JOB – Each record below is to be copied word for word, with pictures removed.

Stored data entries –
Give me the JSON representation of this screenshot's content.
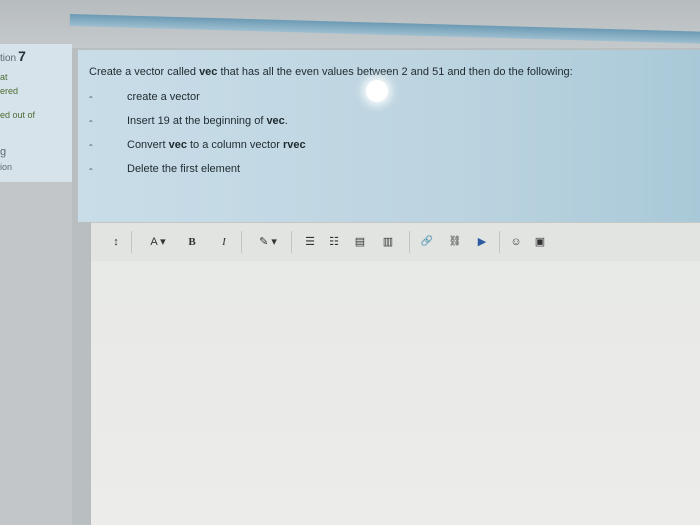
{
  "info": {
    "question_label": "tion",
    "question_number": "7",
    "line1": "at",
    "line2": "ered",
    "line3": "ed out of",
    "line4": "g",
    "line5": "ion"
  },
  "question": {
    "intro_prefix": "Create a vector called ",
    "intro_bold": "vec",
    "intro_suffix": " that has all the even values between 2 and 51  and then do the following:",
    "items": [
      {
        "dash": "-",
        "text_a": "create a vector",
        "bold": "",
        "text_b": ""
      },
      {
        "dash": "-",
        "text_a": "Insert 19 at the beginning of ",
        "bold": "vec",
        "text_b": "."
      },
      {
        "dash": "-",
        "text_a": "Convert  ",
        "bold": "vec",
        "text_b": " to a column vector "
      },
      {
        "dash": "-",
        "text_a": "Delete the first element",
        "bold": "",
        "text_b": ""
      }
    ],
    "item3_bold2": "rvec"
  },
  "toolbar": {
    "paragraph": "↕",
    "font": "A ▾",
    "bold": "B",
    "italic": "I",
    "color": "✎ ▾",
    "ul": "☰",
    "ol": "☷",
    "indent": "▤",
    "outdent": "▥",
    "link": "🔗",
    "unlink": "⛓",
    "media": "▶",
    "emoji": "☺",
    "image": "▣"
  }
}
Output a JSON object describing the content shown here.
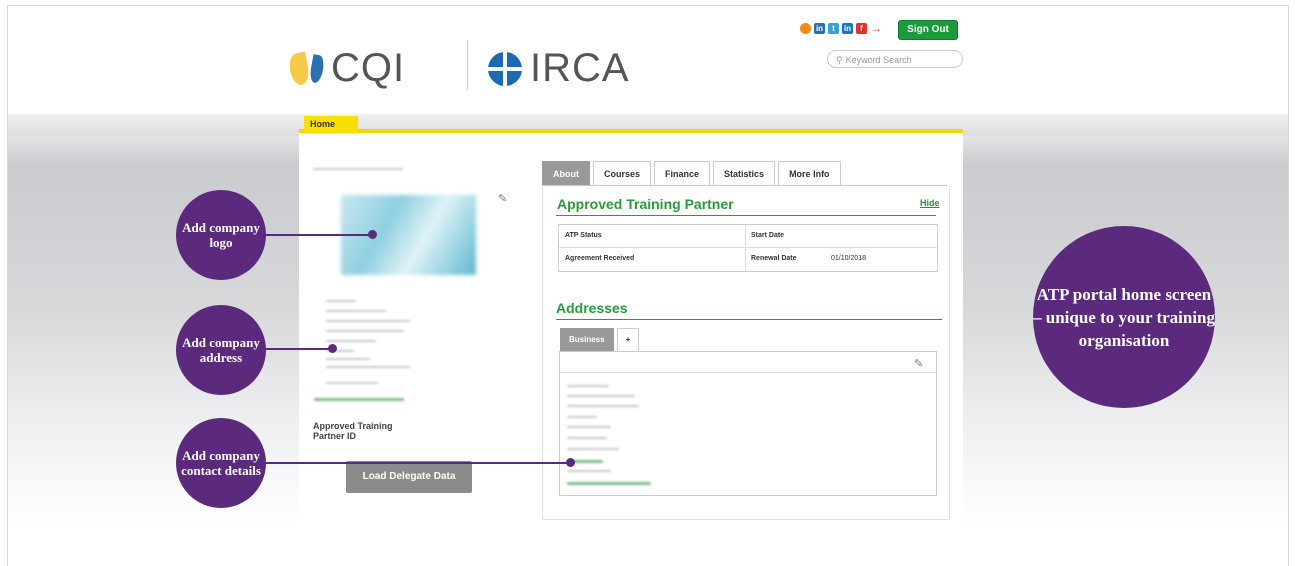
{
  "header": {
    "logo_cqi": "CQI",
    "logo_irca": "IRCA",
    "signout_label": "Sign Out",
    "search_placeholder": "Keyword Search",
    "social_icons": [
      "rss-icon",
      "linkedin-icon",
      "twitter-icon",
      "linkedin-icon",
      "facebook-icon",
      "arrow-icon"
    ]
  },
  "nav": {
    "home_tab": "Home"
  },
  "sidebar": {
    "atp_id_label": "Approved Training Partner ID",
    "load_button": "Load Delegate Data"
  },
  "tabs": [
    "About",
    "Courses",
    "Finance",
    "Statistics",
    "More Info"
  ],
  "atp_section": {
    "title": "Approved Training Partner",
    "hide_link": "Hide",
    "fields": {
      "atp_status": "ATP Status",
      "start_date": "Start Date",
      "agreement_received": "Agreement Received",
      "renewal_date": "Renewal Date",
      "renewal_value": "01/10/2018"
    }
  },
  "addresses": {
    "title": "Addresses",
    "tabs": [
      "Business",
      "+"
    ]
  },
  "callouts": {
    "logo": "Add company logo",
    "address": "Add company address",
    "contact": "Add company contact details",
    "main": "ATP portal home screen – unique to your training organisation"
  },
  "colors": {
    "accent_yellow": "#f3d600",
    "green": "#2a9a3a",
    "purple": "#5b2a7d"
  }
}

ANSWER –
Give me the JSON representation of this screenshot's content.
{
  "info": {
    "question_label": "tion",
    "question_number": "7",
    "line1": "at",
    "line2": "ered",
    "line3": "ed out of",
    "line4": "g",
    "line5": "ion"
  },
  "question": {
    "intro_prefix": "Create a vector called ",
    "intro_bold": "vec",
    "intro_suffix": " that has all the even values between 2 and 51  and then do the following:",
    "items": [
      {
        "dash": "-",
        "text_a": "create a vector",
        "bold": "",
        "text_b": ""
      },
      {
        "dash": "-",
        "text_a": "Insert 19 at the beginning of ",
        "bold": "vec",
        "text_b": "."
      },
      {
        "dash": "-",
        "text_a": "Convert  ",
        "bold": "vec",
        "text_b": " to a column vector "
      },
      {
        "dash": "-",
        "text_a": "Delete the first element",
        "bold": "",
        "text_b": ""
      }
    ],
    "item3_bold2": "rvec"
  },
  "toolbar": {
    "paragraph": "↕",
    "font": "A ▾",
    "bold": "B",
    "italic": "I",
    "color": "✎ ▾",
    "ul": "☰",
    "ol": "☷",
    "indent": "▤",
    "outdent": "▥",
    "link": "🔗",
    "unlink": "⛓",
    "media": "▶",
    "emoji": "☺",
    "image": "▣"
  }
}
Output a JSON object describing the content shown here.
{
  "header": {
    "logo_cqi": "CQI",
    "logo_irca": "IRCA",
    "signout_label": "Sign Out",
    "search_placeholder": "Keyword Search",
    "social_icons": [
      "rss-icon",
      "linkedin-icon",
      "twitter-icon",
      "linkedin-icon",
      "facebook-icon",
      "arrow-icon"
    ]
  },
  "nav": {
    "home_tab": "Home"
  },
  "sidebar": {
    "atp_id_label": "Approved Training Partner ID",
    "load_button": "Load Delegate Data"
  },
  "tabs": [
    "About",
    "Courses",
    "Finance",
    "Statistics",
    "More Info"
  ],
  "atp_section": {
    "title": "Approved Training Partner",
    "hide_link": "Hide",
    "fields": {
      "atp_status": "ATP Status",
      "start_date": "Start Date",
      "agreement_received": "Agreement Received",
      "renewal_date": "Renewal Date",
      "renewal_value": "01/10/2018"
    }
  },
  "addresses": {
    "title": "Addresses",
    "tabs": [
      "Business",
      "+"
    ]
  },
  "callouts": {
    "logo": "Add company logo",
    "address": "Add company address",
    "contact": "Add company contact details",
    "main": "ATP portal home screen – unique to your training organisation"
  },
  "colors": {
    "accent_yellow": "#f3d600",
    "green": "#2a9a3a",
    "purple": "#5b2a7d"
  }
}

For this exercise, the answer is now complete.